__Set problem__
State how many lines in these records contain the word "прогноз", and nothing else.
-- start Dataset --
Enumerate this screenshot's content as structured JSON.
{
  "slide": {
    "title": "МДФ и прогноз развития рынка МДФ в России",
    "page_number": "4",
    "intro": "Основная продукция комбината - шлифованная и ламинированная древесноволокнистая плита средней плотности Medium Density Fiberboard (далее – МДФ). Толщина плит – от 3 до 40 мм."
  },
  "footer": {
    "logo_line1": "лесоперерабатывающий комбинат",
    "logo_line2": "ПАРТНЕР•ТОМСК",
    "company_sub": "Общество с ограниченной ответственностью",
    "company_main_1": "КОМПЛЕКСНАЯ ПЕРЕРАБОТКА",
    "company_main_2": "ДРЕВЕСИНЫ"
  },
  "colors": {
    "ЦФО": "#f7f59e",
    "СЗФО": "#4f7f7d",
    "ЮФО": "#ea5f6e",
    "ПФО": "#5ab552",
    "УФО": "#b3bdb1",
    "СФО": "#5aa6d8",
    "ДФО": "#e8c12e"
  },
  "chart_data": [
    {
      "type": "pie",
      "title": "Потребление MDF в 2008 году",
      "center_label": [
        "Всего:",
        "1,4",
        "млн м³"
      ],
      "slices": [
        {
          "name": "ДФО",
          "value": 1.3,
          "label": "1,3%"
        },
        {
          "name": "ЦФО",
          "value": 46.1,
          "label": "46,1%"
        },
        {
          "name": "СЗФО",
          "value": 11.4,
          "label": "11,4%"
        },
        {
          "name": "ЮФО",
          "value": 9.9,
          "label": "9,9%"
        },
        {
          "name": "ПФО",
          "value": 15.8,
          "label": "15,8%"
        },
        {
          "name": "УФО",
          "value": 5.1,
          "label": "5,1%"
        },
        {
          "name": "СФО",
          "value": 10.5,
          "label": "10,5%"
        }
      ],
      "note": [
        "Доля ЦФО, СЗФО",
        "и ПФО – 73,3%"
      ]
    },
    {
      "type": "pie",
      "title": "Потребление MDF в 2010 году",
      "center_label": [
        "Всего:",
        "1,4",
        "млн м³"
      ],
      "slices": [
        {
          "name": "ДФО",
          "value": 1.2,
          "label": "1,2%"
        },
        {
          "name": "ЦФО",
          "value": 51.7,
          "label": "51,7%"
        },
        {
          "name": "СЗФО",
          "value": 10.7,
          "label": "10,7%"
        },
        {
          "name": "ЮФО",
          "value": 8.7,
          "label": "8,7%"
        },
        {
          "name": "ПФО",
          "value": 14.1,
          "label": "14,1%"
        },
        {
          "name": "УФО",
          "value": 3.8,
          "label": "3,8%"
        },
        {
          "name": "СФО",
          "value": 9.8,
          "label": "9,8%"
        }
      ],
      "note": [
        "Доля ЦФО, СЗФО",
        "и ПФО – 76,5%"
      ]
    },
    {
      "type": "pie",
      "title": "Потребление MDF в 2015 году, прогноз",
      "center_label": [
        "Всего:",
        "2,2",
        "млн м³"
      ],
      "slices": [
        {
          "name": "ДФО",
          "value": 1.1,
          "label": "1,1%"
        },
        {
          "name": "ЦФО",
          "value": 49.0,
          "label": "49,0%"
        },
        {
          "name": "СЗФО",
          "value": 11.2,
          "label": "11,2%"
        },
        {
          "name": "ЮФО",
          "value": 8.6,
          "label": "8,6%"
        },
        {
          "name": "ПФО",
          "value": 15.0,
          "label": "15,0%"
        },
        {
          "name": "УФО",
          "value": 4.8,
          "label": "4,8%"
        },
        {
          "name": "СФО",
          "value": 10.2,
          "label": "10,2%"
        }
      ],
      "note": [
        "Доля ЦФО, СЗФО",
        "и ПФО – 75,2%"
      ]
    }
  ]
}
-- end Dataset --
-- start Dataset --
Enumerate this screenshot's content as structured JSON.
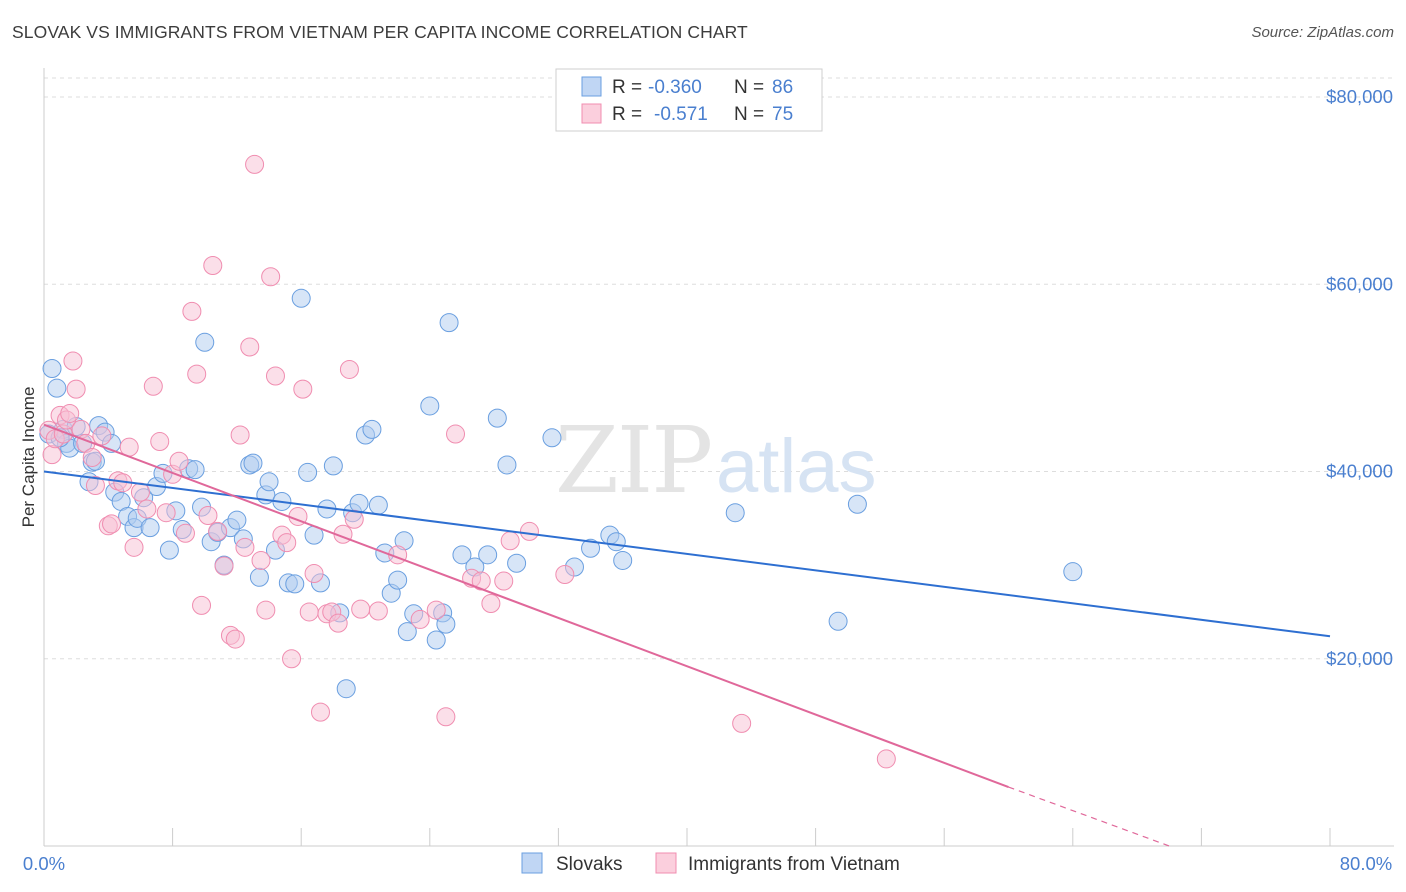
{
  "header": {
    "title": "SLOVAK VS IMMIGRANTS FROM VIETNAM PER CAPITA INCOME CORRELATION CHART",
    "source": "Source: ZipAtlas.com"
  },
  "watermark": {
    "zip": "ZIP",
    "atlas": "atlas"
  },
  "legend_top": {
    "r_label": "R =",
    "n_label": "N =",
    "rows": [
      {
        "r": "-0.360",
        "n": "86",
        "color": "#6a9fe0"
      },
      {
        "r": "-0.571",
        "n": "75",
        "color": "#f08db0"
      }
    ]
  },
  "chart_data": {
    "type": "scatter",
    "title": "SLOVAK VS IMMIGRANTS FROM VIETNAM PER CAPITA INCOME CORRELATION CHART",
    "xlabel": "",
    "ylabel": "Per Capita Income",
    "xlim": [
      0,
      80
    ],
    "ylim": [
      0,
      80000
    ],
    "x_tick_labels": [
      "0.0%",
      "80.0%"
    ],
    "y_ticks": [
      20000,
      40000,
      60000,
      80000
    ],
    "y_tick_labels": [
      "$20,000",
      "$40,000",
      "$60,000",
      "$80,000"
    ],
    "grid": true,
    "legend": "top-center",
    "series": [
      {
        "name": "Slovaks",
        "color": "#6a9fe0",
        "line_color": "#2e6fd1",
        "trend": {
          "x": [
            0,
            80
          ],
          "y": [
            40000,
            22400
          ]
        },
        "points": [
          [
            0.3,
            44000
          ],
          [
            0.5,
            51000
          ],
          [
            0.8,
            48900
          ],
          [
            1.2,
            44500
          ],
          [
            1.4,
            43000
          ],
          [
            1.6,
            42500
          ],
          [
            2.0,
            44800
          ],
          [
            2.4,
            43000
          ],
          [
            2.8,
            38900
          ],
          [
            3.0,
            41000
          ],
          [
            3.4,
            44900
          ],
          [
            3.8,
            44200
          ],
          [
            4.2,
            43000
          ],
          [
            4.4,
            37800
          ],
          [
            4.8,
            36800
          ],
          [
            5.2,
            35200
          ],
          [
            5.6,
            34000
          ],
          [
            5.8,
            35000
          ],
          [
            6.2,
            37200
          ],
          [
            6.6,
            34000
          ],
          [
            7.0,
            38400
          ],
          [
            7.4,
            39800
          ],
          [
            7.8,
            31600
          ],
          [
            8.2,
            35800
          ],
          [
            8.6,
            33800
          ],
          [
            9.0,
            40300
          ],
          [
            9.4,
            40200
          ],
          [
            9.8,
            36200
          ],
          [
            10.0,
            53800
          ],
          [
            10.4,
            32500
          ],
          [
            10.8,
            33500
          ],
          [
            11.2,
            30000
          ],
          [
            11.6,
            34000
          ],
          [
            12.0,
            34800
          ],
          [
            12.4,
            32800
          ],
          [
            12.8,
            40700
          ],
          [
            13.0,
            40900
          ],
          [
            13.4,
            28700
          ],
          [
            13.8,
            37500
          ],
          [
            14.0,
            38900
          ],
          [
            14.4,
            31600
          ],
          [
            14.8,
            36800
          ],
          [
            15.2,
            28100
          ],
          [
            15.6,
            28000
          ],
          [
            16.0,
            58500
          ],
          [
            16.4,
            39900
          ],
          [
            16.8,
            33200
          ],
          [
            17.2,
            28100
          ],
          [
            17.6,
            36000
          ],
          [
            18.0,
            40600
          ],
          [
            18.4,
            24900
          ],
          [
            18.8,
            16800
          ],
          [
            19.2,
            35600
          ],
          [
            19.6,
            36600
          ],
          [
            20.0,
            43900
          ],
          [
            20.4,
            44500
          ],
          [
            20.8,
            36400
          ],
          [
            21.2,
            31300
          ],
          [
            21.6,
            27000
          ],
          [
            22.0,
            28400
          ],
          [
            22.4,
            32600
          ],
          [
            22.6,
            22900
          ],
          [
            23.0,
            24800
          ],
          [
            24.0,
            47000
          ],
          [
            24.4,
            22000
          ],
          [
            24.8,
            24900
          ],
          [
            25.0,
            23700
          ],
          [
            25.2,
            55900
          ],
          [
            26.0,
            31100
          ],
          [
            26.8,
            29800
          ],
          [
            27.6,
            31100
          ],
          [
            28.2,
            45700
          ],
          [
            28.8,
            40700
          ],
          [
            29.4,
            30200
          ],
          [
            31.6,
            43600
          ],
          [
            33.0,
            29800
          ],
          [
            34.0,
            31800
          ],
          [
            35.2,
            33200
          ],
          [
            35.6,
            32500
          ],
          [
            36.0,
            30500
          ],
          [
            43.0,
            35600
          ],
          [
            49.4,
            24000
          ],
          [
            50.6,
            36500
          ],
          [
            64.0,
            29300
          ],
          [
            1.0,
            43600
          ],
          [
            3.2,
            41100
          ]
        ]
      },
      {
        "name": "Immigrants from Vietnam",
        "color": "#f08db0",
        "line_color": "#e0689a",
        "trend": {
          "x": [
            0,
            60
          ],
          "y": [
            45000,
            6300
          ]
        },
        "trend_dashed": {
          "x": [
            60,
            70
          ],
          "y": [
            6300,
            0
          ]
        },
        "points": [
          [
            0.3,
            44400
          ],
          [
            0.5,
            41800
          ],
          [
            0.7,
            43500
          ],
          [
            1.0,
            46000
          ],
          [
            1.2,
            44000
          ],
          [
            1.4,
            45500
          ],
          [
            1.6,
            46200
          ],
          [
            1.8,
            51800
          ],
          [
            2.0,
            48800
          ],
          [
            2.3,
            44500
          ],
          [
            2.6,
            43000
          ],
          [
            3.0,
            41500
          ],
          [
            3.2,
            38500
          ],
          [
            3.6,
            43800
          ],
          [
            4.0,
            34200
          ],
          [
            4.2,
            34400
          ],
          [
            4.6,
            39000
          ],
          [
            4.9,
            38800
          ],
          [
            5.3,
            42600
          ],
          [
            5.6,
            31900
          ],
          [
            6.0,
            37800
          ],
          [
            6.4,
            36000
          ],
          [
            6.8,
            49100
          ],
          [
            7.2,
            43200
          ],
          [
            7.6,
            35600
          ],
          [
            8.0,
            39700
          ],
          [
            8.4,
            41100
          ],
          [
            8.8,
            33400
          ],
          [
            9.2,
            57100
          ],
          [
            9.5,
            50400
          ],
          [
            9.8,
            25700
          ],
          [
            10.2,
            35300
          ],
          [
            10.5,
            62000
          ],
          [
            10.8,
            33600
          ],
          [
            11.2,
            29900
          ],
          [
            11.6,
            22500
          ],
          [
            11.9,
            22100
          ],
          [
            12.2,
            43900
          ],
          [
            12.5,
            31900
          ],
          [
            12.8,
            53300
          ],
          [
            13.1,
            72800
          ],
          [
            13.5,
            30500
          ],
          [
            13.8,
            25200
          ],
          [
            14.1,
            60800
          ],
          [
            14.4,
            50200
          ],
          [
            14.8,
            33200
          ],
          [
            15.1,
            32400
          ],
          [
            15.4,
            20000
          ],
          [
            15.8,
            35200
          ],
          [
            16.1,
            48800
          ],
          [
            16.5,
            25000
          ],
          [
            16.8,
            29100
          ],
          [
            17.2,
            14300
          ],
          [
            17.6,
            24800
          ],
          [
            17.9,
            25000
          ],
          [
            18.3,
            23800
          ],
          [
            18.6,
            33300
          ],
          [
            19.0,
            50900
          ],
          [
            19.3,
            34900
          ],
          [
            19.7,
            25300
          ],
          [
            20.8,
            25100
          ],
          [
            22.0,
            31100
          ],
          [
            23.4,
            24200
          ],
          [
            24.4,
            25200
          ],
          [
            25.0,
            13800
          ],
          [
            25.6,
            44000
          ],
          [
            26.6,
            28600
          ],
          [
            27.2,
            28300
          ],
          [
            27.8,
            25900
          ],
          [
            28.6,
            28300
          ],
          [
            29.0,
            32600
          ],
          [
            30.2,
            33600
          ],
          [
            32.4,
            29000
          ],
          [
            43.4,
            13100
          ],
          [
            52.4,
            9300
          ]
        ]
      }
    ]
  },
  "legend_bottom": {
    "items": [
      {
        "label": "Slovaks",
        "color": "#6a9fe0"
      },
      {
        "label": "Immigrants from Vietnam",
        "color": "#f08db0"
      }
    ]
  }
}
-- end Dataset --
__Finished answer__
2